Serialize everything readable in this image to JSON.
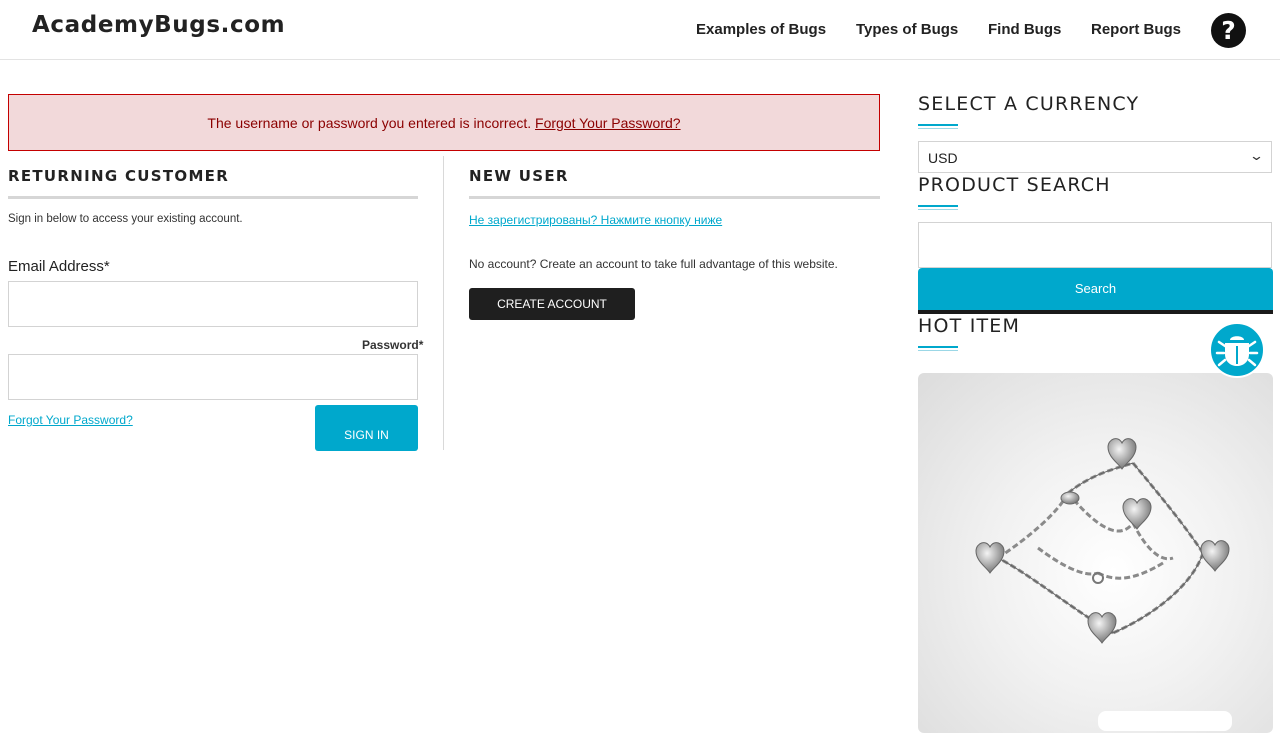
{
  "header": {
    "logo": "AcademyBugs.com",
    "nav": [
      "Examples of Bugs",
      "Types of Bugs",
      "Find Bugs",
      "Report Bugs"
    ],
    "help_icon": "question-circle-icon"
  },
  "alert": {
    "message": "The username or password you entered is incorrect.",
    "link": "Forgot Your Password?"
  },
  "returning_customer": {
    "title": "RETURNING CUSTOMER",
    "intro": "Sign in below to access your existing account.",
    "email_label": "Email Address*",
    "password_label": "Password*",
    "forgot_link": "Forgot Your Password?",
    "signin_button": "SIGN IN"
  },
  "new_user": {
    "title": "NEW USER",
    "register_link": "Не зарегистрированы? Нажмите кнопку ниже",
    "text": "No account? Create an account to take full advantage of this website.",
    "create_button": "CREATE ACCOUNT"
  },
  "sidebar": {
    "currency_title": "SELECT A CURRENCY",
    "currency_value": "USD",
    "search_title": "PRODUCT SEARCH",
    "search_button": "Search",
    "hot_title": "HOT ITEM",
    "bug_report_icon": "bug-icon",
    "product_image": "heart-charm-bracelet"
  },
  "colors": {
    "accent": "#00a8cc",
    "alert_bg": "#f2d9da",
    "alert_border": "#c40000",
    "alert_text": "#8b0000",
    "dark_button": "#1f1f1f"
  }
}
==*==
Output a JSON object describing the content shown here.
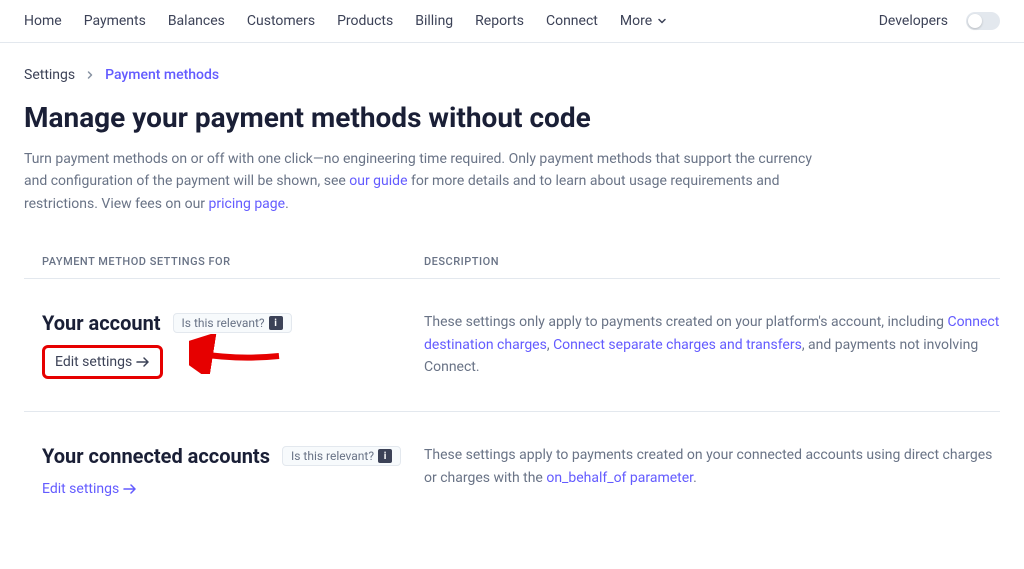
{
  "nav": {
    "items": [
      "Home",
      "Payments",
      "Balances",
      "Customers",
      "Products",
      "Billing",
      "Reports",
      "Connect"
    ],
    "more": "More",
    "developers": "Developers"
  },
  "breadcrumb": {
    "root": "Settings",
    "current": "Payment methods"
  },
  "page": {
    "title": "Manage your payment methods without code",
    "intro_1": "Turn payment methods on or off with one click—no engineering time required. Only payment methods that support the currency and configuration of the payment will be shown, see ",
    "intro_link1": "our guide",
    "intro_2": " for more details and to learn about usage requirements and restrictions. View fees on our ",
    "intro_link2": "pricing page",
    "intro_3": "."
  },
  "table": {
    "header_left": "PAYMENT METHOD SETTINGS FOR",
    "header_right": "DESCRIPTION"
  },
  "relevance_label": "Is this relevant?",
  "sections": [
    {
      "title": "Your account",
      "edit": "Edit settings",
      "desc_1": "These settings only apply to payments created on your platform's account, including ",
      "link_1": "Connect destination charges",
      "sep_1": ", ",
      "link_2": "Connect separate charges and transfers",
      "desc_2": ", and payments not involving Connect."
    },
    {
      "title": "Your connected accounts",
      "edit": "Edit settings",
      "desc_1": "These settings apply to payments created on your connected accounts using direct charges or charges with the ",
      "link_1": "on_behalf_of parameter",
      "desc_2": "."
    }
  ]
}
==*==
__Work required__: Say how many lines in the records hold "more", with the number as the whole reply.

__Solution to the exercise__: 2